Data extracted from a collection
#####

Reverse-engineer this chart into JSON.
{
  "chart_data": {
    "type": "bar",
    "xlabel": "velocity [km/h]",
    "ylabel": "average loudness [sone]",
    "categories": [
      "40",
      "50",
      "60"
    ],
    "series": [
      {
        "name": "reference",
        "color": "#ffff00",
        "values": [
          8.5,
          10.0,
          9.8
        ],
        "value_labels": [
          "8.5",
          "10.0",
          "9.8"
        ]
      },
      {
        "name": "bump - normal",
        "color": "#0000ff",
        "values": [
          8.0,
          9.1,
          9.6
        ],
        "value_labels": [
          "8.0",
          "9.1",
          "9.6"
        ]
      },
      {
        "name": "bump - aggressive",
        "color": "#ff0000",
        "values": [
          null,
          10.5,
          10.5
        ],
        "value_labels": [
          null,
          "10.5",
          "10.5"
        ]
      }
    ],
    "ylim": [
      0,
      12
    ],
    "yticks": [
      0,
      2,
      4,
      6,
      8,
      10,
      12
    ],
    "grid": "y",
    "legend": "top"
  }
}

#####

**Given request:**
Look through the lines above and collect those with the word "bump".

**Answer to the task:**
        "name": "bump - normal",
        "name": "bump - aggressive",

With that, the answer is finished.